_Request_
Copy out all of the material, matching it word for word.

[Dataset excerpt]
## Begin
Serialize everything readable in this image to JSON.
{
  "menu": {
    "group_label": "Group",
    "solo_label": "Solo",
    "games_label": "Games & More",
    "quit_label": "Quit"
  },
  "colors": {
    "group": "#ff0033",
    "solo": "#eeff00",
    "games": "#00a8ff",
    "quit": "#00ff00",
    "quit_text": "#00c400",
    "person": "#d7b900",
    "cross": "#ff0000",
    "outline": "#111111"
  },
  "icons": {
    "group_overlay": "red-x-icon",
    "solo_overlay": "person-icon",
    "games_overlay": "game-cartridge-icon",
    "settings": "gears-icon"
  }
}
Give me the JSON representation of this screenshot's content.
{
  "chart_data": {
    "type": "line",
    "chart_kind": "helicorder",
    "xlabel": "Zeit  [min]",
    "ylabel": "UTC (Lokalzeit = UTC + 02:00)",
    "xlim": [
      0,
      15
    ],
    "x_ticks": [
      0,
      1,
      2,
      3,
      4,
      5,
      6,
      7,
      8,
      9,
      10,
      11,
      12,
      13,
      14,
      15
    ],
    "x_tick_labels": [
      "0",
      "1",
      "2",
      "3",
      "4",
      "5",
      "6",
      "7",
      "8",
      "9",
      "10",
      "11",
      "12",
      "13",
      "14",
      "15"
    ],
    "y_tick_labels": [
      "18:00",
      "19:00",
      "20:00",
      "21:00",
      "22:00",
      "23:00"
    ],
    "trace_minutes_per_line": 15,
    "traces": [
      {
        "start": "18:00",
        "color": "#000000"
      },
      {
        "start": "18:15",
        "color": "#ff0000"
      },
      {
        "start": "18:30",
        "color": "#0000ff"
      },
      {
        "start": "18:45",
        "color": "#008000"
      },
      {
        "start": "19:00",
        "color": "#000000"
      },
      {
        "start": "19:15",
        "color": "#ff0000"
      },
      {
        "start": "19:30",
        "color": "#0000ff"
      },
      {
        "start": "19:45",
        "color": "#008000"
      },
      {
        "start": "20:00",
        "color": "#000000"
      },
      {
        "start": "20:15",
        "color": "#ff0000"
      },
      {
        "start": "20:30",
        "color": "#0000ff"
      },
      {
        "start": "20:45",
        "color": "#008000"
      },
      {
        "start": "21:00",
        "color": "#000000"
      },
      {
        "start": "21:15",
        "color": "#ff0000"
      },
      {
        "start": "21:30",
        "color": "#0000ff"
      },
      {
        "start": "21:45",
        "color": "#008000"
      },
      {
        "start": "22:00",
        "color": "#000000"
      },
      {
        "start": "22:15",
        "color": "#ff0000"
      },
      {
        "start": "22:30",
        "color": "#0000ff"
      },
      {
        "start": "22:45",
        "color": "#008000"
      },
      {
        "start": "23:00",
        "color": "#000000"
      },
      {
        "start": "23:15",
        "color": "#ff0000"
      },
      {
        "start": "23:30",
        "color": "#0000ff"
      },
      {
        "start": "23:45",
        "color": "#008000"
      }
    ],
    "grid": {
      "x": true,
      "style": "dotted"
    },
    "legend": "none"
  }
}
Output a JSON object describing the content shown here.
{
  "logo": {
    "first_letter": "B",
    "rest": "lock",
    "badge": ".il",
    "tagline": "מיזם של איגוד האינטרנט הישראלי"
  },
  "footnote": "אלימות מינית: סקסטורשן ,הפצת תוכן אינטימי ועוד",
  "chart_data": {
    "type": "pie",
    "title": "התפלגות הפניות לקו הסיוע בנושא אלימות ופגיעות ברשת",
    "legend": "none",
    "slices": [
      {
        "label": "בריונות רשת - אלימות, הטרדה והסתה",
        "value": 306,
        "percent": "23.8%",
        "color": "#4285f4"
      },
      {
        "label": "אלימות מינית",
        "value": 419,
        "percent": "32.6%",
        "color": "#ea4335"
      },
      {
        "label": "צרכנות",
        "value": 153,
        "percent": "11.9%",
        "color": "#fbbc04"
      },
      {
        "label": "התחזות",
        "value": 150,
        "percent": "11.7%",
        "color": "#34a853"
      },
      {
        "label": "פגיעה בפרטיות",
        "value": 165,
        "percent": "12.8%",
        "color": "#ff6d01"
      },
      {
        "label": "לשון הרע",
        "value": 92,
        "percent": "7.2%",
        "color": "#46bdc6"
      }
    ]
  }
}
## End
_Answer to the task_
Serialize everything readable in this image to JSON.
{
  "menu": {
    "group_label": "Group",
    "solo_label": "Solo",
    "games_label": "Games & More",
    "quit_label": "Quit"
  },
  "colors": {
    "group": "#ff0033",
    "solo": "#eeff00",
    "games": "#00a8ff",
    "quit": "#00ff00",
    "quit_text": "#00c400",
    "person": "#d7b900",
    "cross": "#ff0000",
    "outline": "#111111"
  },
  "icons": {
    "group_overlay": "red-x-icon",
    "solo_overlay": "person-icon",
    "games_overlay": "game-cartridge-icon",
    "settings": "gears-icon"
  }
}
Give me the JSON representation of this screenshot's content.
{
  "chart_data": {
    "type": "line",
    "chart_kind": "helicorder",
    "xlabel": "Zeit  [min]",
    "ylabel": "UTC (Lokalzeit = UTC + 02:00)",
    "xlim": [
      0,
      15
    ],
    "x_ticks": [
      0,
      1,
      2,
      3,
      4,
      5,
      6,
      7,
      8,
      9,
      10,
      11,
      12,
      13,
      14,
      15
    ],
    "x_tick_labels": [
      "0",
      "1",
      "2",
      "3",
      "4",
      "5",
      "6",
      "7",
      "8",
      "9",
      "10",
      "11",
      "12",
      "13",
      "14",
      "15"
    ],
    "y_tick_labels": [
      "18:00",
      "19:00",
      "20:00",
      "21:00",
      "22:00",
      "23:00"
    ],
    "trace_minutes_per_line": 15,
    "traces": [
      {
        "start": "18:00",
        "color": "#000000"
      },
      {
        "start": "18:15",
        "color": "#ff0000"
      },
      {
        "start": "18:30",
        "color": "#0000ff"
      },
      {
        "start": "18:45",
        "color": "#008000"
      },
      {
        "start": "19:00",
        "color": "#000000"
      },
      {
        "start": "19:15",
        "color": "#ff0000"
      },
      {
        "start": "19:30",
        "color": "#0000ff"
      },
      {
        "start": "19:45",
        "color": "#008000"
      },
      {
        "start": "20:00",
        "color": "#000000"
      },
      {
        "start": "20:15",
        "color": "#ff0000"
      },
      {
        "start": "20:30",
        "color": "#0000ff"
      },
      {
        "start": "20:45",
        "color": "#008000"
      },
      {
        "start": "21:00",
        "color": "#000000"
      },
      {
        "start": "21:15",
        "color": "#ff0000"
      },
      {
        "start": "21:30",
        "color": "#0000ff"
      },
      {
        "start": "21:45",
        "color": "#008000"
      },
      {
        "start": "22:00",
        "color": "#000000"
      },
      {
        "start": "22:15",
        "color": "#ff0000"
      },
      {
        "start": "22:30",
        "color": "#0000ff"
      },
      {
        "start": "22:45",
        "color": "#008000"
      },
      {
        "start": "23:00",
        "color": "#000000"
      },
      {
        "start": "23:15",
        "color": "#ff0000"
      },
      {
        "start": "23:30",
        "color": "#0000ff"
      },
      {
        "start": "23:45",
        "color": "#008000"
      }
    ],
    "grid": {
      "x": true,
      "style": "dotted"
    },
    "legend": "none"
  }
}
Output a JSON object describing the content shown here.
{
  "logo": {
    "first_letter": "B",
    "rest": "lock",
    "badge": ".il",
    "tagline": "מיזם של איגוד האינטרנט הישראלי"
  },
  "footnote": "אלימות מינית: סקסטורשן ,הפצת תוכן אינטימי ועוד",
  "chart_data": {
    "type": "pie",
    "title": "התפלגות הפניות לקו הסיוע בנושא אלימות ופגיעות ברשת",
    "legend": "none",
    "slices": [
      {
        "label": "בריונות רשת - אלימות, הטרדה והסתה",
        "value": 306,
        "percent": "23.8%",
        "color": "#4285f4"
      },
      {
        "label": "אלימות מינית",
        "value": 419,
        "percent": "32.6%",
        "color": "#ea4335"
      },
      {
        "label": "צרכנות",
        "value": 153,
        "percent": "11.9%",
        "color": "#fbbc04"
      },
      {
        "label": "התחזות",
        "value": 150,
        "percent": "11.7%",
        "color": "#34a853"
      },
      {
        "label": "פגיעה בפרטיות",
        "value": 165,
        "percent": "12.8%",
        "color": "#ff6d01"
      },
      {
        "label": "לשון הרע",
        "value": 92,
        "percent": "7.2%",
        "color": "#46bdc6"
      }
    ]
  }
}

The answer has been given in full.